Dataset records
"""

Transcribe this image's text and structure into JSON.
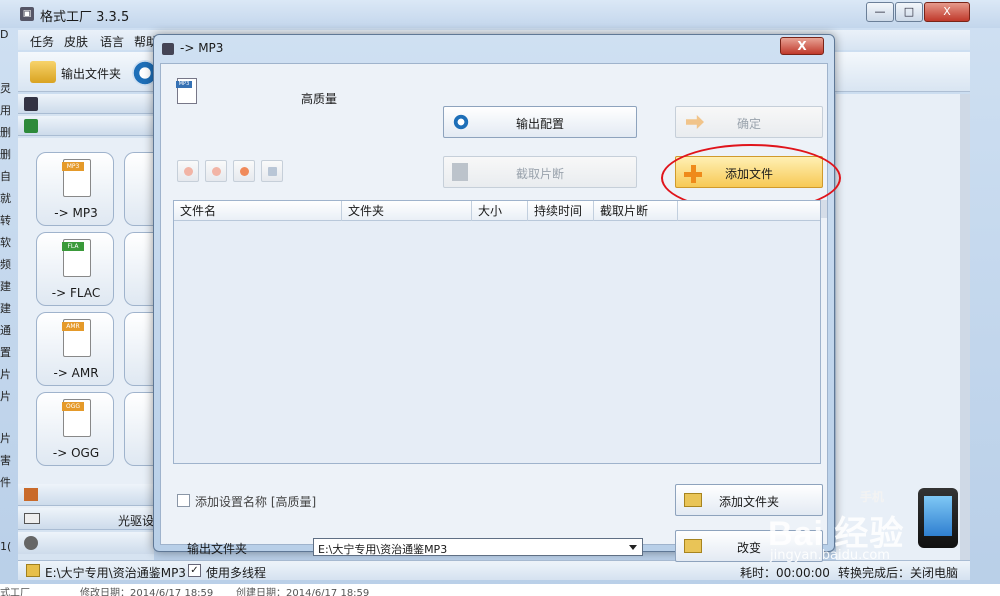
{
  "main_window": {
    "title": "格式工厂 3.3.5",
    "controls": {
      "minimize": "—",
      "maximize": "□",
      "close": "X"
    }
  },
  "menu": [
    "任务",
    "皮肤",
    "语言",
    "帮助"
  ],
  "toolbar": {
    "output_folder": "输出文件夹"
  },
  "left_edge_chars": [
    "D",
    "灵",
    "用",
    "删",
    "删",
    "自",
    "就",
    "转",
    "软",
    "频",
    "建",
    "建",
    "通",
    "置",
    "片",
    "片",
    "片",
    "害",
    "件",
    "1("
  ],
  "format_tiles": [
    {
      "tag": "MP3",
      "label": "-> MP3"
    },
    {
      "tag": "FLA",
      "label": "-> FLAC"
    },
    {
      "tag": "AMR",
      "label": "-> AMR"
    },
    {
      "tag": "OGG",
      "label": "-> OGG"
    }
  ],
  "bottom_category": {
    "label": "光驱设"
  },
  "statusbar": {
    "path": "E:\\大宁专用\\资治通鉴MP3",
    "checkbox_mark": "✓",
    "multithread": "使用多线程",
    "elapsed": "耗时：00:00:00",
    "after_done": "转换完成后：关闭电脑"
  },
  "bottom_strip": {
    "app": "式工厂",
    "modified": "修改日期：2014/6/17 18:59",
    "created": "创建日期：2014/6/17 18:59"
  },
  "dialog": {
    "title": "-> MP3",
    "close": "X",
    "icon_tag": "MP3",
    "quality": "高质量",
    "output_config": "输出配置",
    "clip": "截取片断",
    "ok": "确定",
    "add_file": "添加文件",
    "columns": [
      "文件名",
      "文件夹",
      "大小",
      "持续时间",
      "截取片断"
    ],
    "add_name_label": "添加设置名称 [高质量]",
    "add_folder": "添加文件夹",
    "output_folder_label": "输出文件夹",
    "output_path": "E:\\大宁专用\\资治通鉴MP3",
    "change": "改变"
  },
  "watermark": {
    "brand": "Bai 经验",
    "url": "jingyan.baidu.com",
    "machine": "手机"
  },
  "colors": {
    "highlight": "#e0141b",
    "add_file_bg": "#f7c955",
    "title_blue": "#c3d6ec"
  }
}
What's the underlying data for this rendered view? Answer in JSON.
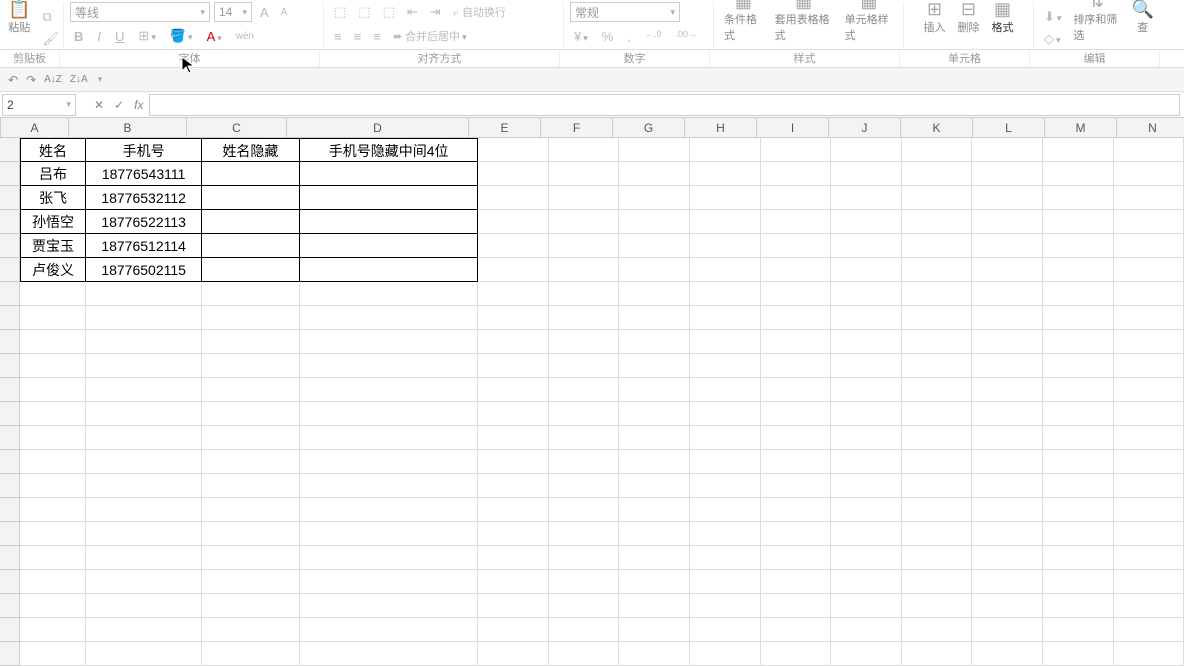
{
  "ribbon": {
    "paste": "贴",
    "paste_full": "粘贴",
    "font_name": "等线",
    "font_size": "14",
    "bold": "B",
    "italic": "I",
    "underline": "U",
    "ruby": "wén",
    "wrap": "自动换行",
    "merge": "合并后居中",
    "number_format": "常规",
    "pct": "%",
    "comma": ",",
    "dec_inc": "←.0",
    "dec_dec": ".00→",
    "cond_fmt": "条件格式",
    "tbl_fmt": "套用表格格式",
    "cell_fmt": "单元格样式",
    "insert": "插入",
    "delete": "删除",
    "format": "格式",
    "sort_filter": "排序和筛选",
    "find": "查"
  },
  "group_labels": {
    "clipboard": "剪贴板",
    "font": "字体",
    "align": "对齐方式",
    "number": "数字",
    "style": "样式",
    "cells": "单元格",
    "edit": "编辑"
  },
  "qat": {
    "undo": "↶",
    "redo": "↷",
    "sort_az": "A↓Z",
    "sort_za": "Z↓A"
  },
  "namebox": {
    "value": "2",
    "fx": "fx",
    "cancel": "✕",
    "confirm": "✓"
  },
  "columns": [
    {
      "label": "A",
      "w": 68
    },
    {
      "label": "B",
      "w": 118
    },
    {
      "label": "C",
      "w": 100
    },
    {
      "label": "D",
      "w": 182
    },
    {
      "label": "E",
      "w": 72
    },
    {
      "label": "F",
      "w": 72
    },
    {
      "label": "G",
      "w": 72
    },
    {
      "label": "H",
      "w": 72
    },
    {
      "label": "I",
      "w": 72
    },
    {
      "label": "J",
      "w": 72
    },
    {
      "label": "K",
      "w": 72
    },
    {
      "label": "L",
      "w": 72
    },
    {
      "label": "M",
      "w": 72
    },
    {
      "label": "N",
      "w": 72
    }
  ],
  "table": {
    "header": [
      "姓名",
      "手机号",
      "姓名隐藏",
      "手机号隐藏中间4位"
    ],
    "rows": [
      [
        "吕布",
        "18776543111",
        "",
        ""
      ],
      [
        "张飞",
        "18776532112",
        "",
        ""
      ],
      [
        "孙悟空",
        "18776522113",
        "",
        ""
      ],
      [
        "贾宝玉",
        "18776512114",
        "",
        ""
      ],
      [
        "卢俊义",
        "18776502115",
        "",
        ""
      ]
    ]
  },
  "blank_rows": 16
}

"""

Stated goal: Images must not appear in the copy; reproduce everything else in the records verbatim.

Solved exercise:
Transcribe this image's text and structure into JSON.
{
  "main_window": {
    "title": "格式工厂 3.3.5",
    "controls": {
      "minimize": "—",
      "maximize": "□",
      "close": "X"
    }
  },
  "menu": [
    "任务",
    "皮肤",
    "语言",
    "帮助"
  ],
  "toolbar": {
    "output_folder": "输出文件夹"
  },
  "left_edge_chars": [
    "D",
    "灵",
    "用",
    "删",
    "删",
    "自",
    "就",
    "转",
    "软",
    "频",
    "建",
    "建",
    "通",
    "置",
    "片",
    "片",
    "片",
    "害",
    "件",
    "1("
  ],
  "format_tiles": [
    {
      "tag": "MP3",
      "label": "-> MP3"
    },
    {
      "tag": "FLA",
      "label": "-> FLAC"
    },
    {
      "tag": "AMR",
      "label": "-> AMR"
    },
    {
      "tag": "OGG",
      "label": "-> OGG"
    }
  ],
  "bottom_category": {
    "label": "光驱设"
  },
  "statusbar": {
    "path": "E:\\大宁专用\\资治通鉴MP3",
    "checkbox_mark": "✓",
    "multithread": "使用多线程",
    "elapsed": "耗时：00:00:00",
    "after_done": "转换完成后：关闭电脑"
  },
  "bottom_strip": {
    "app": "式工厂",
    "modified": "修改日期：2014/6/17 18:59",
    "created": "创建日期：2014/6/17 18:59"
  },
  "dialog": {
    "title": "-> MP3",
    "close": "X",
    "icon_tag": "MP3",
    "quality": "高质量",
    "output_config": "输出配置",
    "clip": "截取片断",
    "ok": "确定",
    "add_file": "添加文件",
    "columns": [
      "文件名",
      "文件夹",
      "大小",
      "持续时间",
      "截取片断"
    ],
    "add_name_label": "添加设置名称 [高质量]",
    "add_folder": "添加文件夹",
    "output_folder_label": "输出文件夹",
    "output_path": "E:\\大宁专用\\资治通鉴MP3",
    "change": "改变"
  },
  "watermark": {
    "brand": "Bai 经验",
    "url": "jingyan.baidu.com",
    "machine": "手机"
  },
  "colors": {
    "highlight": "#e0141b",
    "add_file_bg": "#f7c955",
    "title_blue": "#c3d6ec"
  }
}
What's the underlying data for this rendered view? Answer in JSON.
{
  "ribbon": {
    "paste": "贴",
    "paste_full": "粘贴",
    "font_name": "等线",
    "font_size": "14",
    "bold": "B",
    "italic": "I",
    "underline": "U",
    "ruby": "wén",
    "wrap": "自动换行",
    "merge": "合并后居中",
    "number_format": "常规",
    "pct": "%",
    "comma": ",",
    "dec_inc": "←.0",
    "dec_dec": ".00→",
    "cond_fmt": "条件格式",
    "tbl_fmt": "套用表格格式",
    "cell_fmt": "单元格样式",
    "insert": "插入",
    "delete": "删除",
    "format": "格式",
    "sort_filter": "排序和筛选",
    "find": "查"
  },
  "group_labels": {
    "clipboard": "剪贴板",
    "font": "字体",
    "align": "对齐方式",
    "number": "数字",
    "style": "样式",
    "cells": "单元格",
    "edit": "编辑"
  },
  "qat": {
    "undo": "↶",
    "redo": "↷",
    "sort_az": "A↓Z",
    "sort_za": "Z↓A"
  },
  "namebox": {
    "value": "2",
    "fx": "fx",
    "cancel": "✕",
    "confirm": "✓"
  },
  "columns": [
    {
      "label": "A",
      "w": 68
    },
    {
      "label": "B",
      "w": 118
    },
    {
      "label": "C",
      "w": 100
    },
    {
      "label": "D",
      "w": 182
    },
    {
      "label": "E",
      "w": 72
    },
    {
      "label": "F",
      "w": 72
    },
    {
      "label": "G",
      "w": 72
    },
    {
      "label": "H",
      "w": 72
    },
    {
      "label": "I",
      "w": 72
    },
    {
      "label": "J",
      "w": 72
    },
    {
      "label": "K",
      "w": 72
    },
    {
      "label": "L",
      "w": 72
    },
    {
      "label": "M",
      "w": 72
    },
    {
      "label": "N",
      "w": 72
    }
  ],
  "table": {
    "header": [
      "姓名",
      "手机号",
      "姓名隐藏",
      "手机号隐藏中间4位"
    ],
    "rows": [
      [
        "吕布",
        "18776543111",
        "",
        ""
      ],
      [
        "张飞",
        "18776532112",
        "",
        ""
      ],
      [
        "孙悟空",
        "18776522113",
        "",
        ""
      ],
      [
        "贾宝玉",
        "18776512114",
        "",
        ""
      ],
      [
        "卢俊义",
        "18776502115",
        "",
        ""
      ]
    ]
  },
  "blank_rows": 16
}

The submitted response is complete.